- **EXERCISE DESCRIPTION**
In the album description below, which band member recently left YĪN YĪN?

- **SOURCE TEXT**
● ● ●
YĪN YĪN, the highly touted Dutch quartet from Maastricht, returns with a sonically expansive third album Mount Matsu. Recorded collectively in their own studio in the Belgian countryside, the album is a kaleidoscope of sounds and influences, occupying a no man’s land between Khruangbin and Kraftwerk, surf music and Southeast Asian psychedelia, Stax soul and mutant 80s disco, City pop and Japanese instrumental folk (sōkyoku).
After capturing widespread attention with their beloved debut album The Rabbit That Hunts Tigers (2019) and its acclaimed follow-up The Age Of Aquarius (2022), the Dutch quartet YĪN YĪN returns with their third LP Mount Matsu, and an expansive new sonic direction. While their earlier releases were a result of the chemistry between its founding members, drummer Kees Berkers and multi-instrumentalist Yves Lennertz (who recently left the band), the group’s lineup change has brought forward a more democratic creative mode. Members Remy Scheren (bass), Robbert Verwijlen (keys) and Erik Bandt (guitar) from the onset joined Berkers in the songwriting process, making the music on Mount Matsu much more than a sum of its kaleidoscopic influences.
● ● ●
- **DATA SHOWN**
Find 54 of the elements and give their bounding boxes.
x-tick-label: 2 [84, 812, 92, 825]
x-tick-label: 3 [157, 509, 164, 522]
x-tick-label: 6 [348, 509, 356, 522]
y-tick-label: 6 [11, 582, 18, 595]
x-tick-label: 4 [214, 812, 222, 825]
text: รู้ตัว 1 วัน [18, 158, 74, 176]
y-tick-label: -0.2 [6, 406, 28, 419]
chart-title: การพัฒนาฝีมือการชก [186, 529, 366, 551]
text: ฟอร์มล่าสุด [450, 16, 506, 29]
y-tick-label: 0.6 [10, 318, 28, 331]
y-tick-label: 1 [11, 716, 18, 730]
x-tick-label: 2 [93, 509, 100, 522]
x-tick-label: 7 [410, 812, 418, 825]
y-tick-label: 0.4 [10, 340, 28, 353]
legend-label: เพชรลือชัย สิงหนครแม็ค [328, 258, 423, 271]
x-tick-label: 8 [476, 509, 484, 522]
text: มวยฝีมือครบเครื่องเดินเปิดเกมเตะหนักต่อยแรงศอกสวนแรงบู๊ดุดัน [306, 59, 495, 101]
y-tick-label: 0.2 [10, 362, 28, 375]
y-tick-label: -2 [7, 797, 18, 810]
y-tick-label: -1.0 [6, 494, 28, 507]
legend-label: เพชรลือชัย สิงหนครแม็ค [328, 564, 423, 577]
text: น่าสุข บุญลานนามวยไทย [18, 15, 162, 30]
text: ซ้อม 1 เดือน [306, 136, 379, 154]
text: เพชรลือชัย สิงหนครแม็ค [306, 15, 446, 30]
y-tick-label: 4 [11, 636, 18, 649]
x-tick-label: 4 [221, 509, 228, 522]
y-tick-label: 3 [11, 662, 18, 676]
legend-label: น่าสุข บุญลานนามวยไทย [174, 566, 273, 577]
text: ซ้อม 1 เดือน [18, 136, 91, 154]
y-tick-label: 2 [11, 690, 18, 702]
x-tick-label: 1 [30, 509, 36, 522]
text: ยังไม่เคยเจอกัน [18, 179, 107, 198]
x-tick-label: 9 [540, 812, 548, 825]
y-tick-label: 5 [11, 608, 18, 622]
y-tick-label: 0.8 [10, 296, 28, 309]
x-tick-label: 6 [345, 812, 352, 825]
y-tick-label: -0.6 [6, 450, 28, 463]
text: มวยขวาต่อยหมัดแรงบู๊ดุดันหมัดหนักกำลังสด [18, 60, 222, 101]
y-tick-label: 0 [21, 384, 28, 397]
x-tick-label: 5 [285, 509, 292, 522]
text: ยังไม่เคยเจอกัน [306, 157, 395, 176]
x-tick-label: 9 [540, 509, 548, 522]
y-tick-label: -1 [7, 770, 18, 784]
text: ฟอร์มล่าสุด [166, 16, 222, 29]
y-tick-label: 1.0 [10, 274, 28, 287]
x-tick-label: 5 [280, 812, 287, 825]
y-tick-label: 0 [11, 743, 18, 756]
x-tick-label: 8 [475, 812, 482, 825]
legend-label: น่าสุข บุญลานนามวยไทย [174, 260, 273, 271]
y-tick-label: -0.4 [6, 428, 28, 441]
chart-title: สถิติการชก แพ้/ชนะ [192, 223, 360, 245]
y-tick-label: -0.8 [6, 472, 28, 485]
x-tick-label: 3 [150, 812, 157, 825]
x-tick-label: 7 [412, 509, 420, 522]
● ● ●
- **OUTPUT**
Multi-instrumentalist Yves Lennertz.